» WHAT YOU ARE ASKED TO DO
Every entry must be echoed exactly.

» DATA
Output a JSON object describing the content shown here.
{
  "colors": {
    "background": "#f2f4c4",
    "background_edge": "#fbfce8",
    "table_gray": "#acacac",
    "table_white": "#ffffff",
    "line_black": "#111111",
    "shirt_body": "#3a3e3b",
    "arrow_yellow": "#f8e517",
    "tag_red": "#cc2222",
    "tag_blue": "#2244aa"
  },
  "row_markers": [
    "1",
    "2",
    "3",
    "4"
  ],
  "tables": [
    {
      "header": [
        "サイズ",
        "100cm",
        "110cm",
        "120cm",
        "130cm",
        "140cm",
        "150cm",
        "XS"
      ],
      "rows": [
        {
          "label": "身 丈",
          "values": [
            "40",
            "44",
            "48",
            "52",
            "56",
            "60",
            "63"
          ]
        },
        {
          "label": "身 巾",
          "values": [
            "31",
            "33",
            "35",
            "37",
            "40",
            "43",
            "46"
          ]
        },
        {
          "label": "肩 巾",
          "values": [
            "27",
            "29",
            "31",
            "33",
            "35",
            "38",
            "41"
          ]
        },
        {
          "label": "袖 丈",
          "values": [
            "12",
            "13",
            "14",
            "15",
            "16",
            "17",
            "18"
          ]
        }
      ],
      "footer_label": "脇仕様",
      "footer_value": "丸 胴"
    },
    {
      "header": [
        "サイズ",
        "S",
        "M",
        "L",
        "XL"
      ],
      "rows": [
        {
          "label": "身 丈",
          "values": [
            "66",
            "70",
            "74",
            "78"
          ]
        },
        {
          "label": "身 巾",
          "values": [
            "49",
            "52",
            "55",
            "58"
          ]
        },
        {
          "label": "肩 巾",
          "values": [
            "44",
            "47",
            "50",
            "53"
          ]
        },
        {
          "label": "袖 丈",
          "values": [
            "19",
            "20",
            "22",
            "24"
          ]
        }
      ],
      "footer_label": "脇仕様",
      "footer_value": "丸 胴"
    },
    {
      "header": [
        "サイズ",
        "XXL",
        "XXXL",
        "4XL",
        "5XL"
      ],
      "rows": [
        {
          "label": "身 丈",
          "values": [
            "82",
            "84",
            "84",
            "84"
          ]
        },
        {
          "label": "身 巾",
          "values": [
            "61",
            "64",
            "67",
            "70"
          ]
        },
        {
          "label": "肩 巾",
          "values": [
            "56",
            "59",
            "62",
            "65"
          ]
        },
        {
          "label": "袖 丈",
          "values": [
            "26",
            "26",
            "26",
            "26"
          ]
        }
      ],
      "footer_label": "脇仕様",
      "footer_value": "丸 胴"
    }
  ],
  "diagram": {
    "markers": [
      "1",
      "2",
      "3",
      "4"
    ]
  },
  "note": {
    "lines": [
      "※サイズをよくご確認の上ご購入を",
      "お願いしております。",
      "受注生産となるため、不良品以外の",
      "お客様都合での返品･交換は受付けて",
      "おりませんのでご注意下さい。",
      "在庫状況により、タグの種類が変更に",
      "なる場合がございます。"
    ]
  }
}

» COMPLETE RESPONSE
Output a JSON object describing the content shown here.
{
  "colors": {
    "background": "#f2f4c4",
    "background_edge": "#fbfce8",
    "table_gray": "#acacac",
    "table_white": "#ffffff",
    "line_black": "#111111",
    "shirt_body": "#3a3e3b",
    "arrow_yellow": "#f8e517",
    "tag_red": "#cc2222",
    "tag_blue": "#2244aa"
  },
  "row_markers": [
    "1",
    "2",
    "3",
    "4"
  ],
  "tables": [
    {
      "header": [
        "サイズ",
        "100cm",
        "110cm",
        "120cm",
        "130cm",
        "140cm",
        "150cm",
        "XS"
      ],
      "rows": [
        {
          "label": "身 丈",
          "values": [
            "40",
            "44",
            "48",
            "52",
            "56",
            "60",
            "63"
          ]
        },
        {
          "label": "身 巾",
          "values": [
            "31",
            "33",
            "35",
            "37",
            "40",
            "43",
            "46"
          ]
        },
        {
          "label": "肩 巾",
          "values": [
            "27",
            "29",
            "31",
            "33",
            "35",
            "38",
            "41"
          ]
        },
        {
          "label": "袖 丈",
          "values": [
            "12",
            "13",
            "14",
            "15",
            "16",
            "17",
            "18"
          ]
        }
      ],
      "footer_label": "脇仕様",
      "footer_value": "丸 胴"
    },
    {
      "header": [
        "サイズ",
        "S",
        "M",
        "L",
        "XL"
      ],
      "rows": [
        {
          "label": "身 丈",
          "values": [
            "66",
            "70",
            "74",
            "78"
          ]
        },
        {
          "label": "身 巾",
          "values": [
            "49",
            "52",
            "55",
            "58"
          ]
        },
        {
          "label": "肩 巾",
          "values": [
            "44",
            "47",
            "50",
            "53"
          ]
        },
        {
          "label": "袖 丈",
          "values": [
            "19",
            "20",
            "22",
            "24"
          ]
        }
      ],
      "footer_label": "脇仕様",
      "footer_value": "丸 胴"
    },
    {
      "header": [
        "サイズ",
        "XXL",
        "XXXL",
        "4XL",
        "5XL"
      ],
      "rows": [
        {
          "label": "身 丈",
          "values": [
            "82",
            "84",
            "84",
            "84"
          ]
        },
        {
          "label": "身 巾",
          "values": [
            "61",
            "64",
            "67",
            "70"
          ]
        },
        {
          "label": "肩 巾",
          "values": [
            "56",
            "59",
            "62",
            "65"
          ]
        },
        {
          "label": "袖 丈",
          "values": [
            "26",
            "26",
            "26",
            "26"
          ]
        }
      ],
      "footer_label": "脇仕様",
      "footer_value": "丸 胴"
    }
  ],
  "diagram": {
    "markers": [
      "1",
      "2",
      "3",
      "4"
    ]
  },
  "note": {
    "lines": [
      "※サイズをよくご確認の上ご購入を",
      "お願いしております。",
      "受注生産となるため、不良品以外の",
      "お客様都合での返品･交換は受付けて",
      "おりませんのでご注意下さい。",
      "在庫状況により、タグの種類が変更に",
      "なる場合がございます。"
    ]
  }
}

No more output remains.